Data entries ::

______________________________

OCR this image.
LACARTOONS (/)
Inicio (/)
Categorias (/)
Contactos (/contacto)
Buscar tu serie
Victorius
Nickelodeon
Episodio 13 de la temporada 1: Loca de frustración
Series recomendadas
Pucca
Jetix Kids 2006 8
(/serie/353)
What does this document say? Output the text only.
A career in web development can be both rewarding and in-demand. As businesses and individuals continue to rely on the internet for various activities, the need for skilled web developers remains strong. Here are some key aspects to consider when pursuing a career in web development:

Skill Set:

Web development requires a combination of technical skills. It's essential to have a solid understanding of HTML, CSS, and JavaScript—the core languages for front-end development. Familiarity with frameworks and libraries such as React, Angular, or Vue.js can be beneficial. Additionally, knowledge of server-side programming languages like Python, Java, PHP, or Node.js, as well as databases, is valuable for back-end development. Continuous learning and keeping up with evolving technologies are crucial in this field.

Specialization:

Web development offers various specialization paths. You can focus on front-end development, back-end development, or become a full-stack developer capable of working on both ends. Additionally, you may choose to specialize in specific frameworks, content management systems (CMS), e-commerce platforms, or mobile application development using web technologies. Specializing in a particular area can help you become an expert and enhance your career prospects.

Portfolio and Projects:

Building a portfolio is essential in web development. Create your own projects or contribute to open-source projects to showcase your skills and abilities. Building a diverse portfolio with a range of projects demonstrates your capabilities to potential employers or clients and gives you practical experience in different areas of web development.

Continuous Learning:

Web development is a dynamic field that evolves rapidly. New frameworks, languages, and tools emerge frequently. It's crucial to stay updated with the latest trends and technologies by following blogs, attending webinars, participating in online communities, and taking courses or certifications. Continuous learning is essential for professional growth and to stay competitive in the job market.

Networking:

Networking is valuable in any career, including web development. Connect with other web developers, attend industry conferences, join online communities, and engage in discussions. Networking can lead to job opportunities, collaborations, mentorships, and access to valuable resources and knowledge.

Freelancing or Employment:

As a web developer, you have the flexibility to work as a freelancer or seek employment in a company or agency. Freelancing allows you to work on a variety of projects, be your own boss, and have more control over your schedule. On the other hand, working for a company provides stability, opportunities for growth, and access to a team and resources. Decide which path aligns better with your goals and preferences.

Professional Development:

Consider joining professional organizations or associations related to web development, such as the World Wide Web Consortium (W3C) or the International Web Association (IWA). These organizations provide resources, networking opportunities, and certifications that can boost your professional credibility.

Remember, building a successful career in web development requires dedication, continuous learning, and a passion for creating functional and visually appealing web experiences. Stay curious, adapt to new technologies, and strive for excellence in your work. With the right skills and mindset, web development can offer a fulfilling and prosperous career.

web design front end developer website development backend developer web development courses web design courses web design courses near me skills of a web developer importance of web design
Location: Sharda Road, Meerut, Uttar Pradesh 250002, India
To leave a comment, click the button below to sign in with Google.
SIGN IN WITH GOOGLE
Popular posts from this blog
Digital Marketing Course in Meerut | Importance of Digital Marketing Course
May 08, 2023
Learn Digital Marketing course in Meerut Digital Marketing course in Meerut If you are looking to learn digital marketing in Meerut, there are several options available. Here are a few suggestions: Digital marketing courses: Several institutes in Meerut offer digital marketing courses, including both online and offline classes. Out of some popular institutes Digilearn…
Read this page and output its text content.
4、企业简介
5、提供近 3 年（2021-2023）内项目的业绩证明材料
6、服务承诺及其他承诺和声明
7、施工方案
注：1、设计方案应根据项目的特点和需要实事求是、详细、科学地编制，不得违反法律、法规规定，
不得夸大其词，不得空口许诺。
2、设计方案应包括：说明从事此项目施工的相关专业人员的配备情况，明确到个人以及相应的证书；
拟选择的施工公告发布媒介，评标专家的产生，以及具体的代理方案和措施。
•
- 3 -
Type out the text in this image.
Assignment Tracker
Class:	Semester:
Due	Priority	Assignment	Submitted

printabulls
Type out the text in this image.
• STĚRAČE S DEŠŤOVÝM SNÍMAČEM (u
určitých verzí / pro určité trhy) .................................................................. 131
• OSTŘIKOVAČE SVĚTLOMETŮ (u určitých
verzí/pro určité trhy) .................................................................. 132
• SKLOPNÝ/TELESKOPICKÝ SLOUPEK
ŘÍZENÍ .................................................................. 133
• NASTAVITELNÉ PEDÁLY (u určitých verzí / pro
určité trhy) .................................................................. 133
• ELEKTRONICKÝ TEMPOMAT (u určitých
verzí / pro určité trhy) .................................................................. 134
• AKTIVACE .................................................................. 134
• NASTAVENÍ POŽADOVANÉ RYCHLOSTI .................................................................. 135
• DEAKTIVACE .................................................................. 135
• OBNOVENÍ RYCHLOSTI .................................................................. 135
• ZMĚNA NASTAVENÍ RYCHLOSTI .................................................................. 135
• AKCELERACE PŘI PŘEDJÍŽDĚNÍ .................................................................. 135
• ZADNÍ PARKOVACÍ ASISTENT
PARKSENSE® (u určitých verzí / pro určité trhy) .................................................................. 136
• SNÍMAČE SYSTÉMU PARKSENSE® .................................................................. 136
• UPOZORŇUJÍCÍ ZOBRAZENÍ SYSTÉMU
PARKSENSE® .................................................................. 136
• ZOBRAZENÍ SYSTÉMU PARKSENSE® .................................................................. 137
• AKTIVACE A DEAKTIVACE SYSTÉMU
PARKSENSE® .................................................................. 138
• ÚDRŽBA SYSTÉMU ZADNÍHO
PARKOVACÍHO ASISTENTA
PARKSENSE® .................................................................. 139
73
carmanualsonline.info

______________________________

Show all lines in the entries above where the word "SYSTÉMU" appears.

• SNÍMAČE SYSTÉMU PARKSENSE® .................................................................. 136
• UPOZORŇUJÍCÍ ZOBRAZENÍ SYSTÉMU
• ZOBRAZENÍ SYSTÉMU PARKSENSE® .................................................................. 137
• AKTIVACE A DEAKTIVACE SYSTÉMU
• ÚDRŽBA SYSTÉMU ZADNÍHO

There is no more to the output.